● Problem description
Below are the records; pull every line that includes "Independent".

● Extracted material
□ □ □ □ □ □ □
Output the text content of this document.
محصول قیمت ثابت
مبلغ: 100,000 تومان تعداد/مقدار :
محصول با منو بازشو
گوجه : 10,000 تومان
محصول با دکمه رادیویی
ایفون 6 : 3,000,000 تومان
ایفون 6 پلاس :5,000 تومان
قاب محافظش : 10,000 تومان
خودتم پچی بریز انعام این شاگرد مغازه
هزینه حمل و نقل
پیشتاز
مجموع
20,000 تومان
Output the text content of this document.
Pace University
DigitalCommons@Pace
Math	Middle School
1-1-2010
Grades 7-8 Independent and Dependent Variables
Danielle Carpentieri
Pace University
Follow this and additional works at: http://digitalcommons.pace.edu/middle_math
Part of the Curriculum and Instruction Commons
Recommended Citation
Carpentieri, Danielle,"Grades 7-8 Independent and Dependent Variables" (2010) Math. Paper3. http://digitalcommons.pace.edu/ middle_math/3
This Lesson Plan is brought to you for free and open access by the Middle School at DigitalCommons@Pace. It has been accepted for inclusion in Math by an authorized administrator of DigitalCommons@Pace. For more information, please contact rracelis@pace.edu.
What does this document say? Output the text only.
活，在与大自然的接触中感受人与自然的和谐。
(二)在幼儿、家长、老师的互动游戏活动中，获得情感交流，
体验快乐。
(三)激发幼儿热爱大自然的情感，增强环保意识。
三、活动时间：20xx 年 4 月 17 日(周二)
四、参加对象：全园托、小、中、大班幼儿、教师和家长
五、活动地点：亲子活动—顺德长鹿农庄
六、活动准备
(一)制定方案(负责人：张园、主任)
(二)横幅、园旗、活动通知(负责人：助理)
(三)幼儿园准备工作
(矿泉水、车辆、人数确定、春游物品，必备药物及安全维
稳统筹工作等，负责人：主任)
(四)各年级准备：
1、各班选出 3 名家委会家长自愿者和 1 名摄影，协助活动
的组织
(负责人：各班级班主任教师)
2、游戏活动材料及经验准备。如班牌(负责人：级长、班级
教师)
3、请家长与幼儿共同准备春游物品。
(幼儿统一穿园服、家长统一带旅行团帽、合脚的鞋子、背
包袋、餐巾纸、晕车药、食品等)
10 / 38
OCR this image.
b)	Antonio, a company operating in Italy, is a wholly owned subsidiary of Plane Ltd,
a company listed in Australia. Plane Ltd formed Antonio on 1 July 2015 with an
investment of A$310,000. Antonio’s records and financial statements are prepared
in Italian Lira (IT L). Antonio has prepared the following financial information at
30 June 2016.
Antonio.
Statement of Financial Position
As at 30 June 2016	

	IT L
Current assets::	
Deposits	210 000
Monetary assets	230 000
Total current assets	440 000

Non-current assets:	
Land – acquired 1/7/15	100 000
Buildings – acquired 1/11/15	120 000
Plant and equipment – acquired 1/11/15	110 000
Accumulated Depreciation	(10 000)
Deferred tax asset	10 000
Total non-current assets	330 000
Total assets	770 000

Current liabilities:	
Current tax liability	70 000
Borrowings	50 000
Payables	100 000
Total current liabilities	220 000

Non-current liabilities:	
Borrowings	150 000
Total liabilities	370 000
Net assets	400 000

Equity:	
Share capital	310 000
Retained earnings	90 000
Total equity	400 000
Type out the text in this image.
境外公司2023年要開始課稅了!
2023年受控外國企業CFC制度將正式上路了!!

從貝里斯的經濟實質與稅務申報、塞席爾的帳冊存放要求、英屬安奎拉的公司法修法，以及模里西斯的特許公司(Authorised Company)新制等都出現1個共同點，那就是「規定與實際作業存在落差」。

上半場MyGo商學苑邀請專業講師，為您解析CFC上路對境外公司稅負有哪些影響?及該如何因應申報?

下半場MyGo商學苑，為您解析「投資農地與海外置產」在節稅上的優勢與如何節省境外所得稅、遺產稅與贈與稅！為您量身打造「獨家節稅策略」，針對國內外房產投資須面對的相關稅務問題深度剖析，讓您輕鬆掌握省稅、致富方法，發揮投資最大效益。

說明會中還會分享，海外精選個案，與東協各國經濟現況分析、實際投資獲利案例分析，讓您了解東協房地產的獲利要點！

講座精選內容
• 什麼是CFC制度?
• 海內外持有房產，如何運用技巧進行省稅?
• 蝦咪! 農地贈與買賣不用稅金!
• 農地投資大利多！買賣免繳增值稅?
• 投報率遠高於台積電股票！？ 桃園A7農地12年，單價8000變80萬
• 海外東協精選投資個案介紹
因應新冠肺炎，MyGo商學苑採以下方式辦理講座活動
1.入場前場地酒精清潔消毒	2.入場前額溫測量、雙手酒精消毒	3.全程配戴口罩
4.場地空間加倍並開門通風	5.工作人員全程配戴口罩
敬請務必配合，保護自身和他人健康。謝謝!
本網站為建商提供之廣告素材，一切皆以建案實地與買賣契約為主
□ □ □ □ □ □ □
● Correct result
Grades 7-8 Independent and Dependent Variables
Carpentieri, Danielle,"Grades 7-8 Independent and Dependent Variables" (2010) Math. Paper3. http://digitalcommons.pace.edu/ middle_math/3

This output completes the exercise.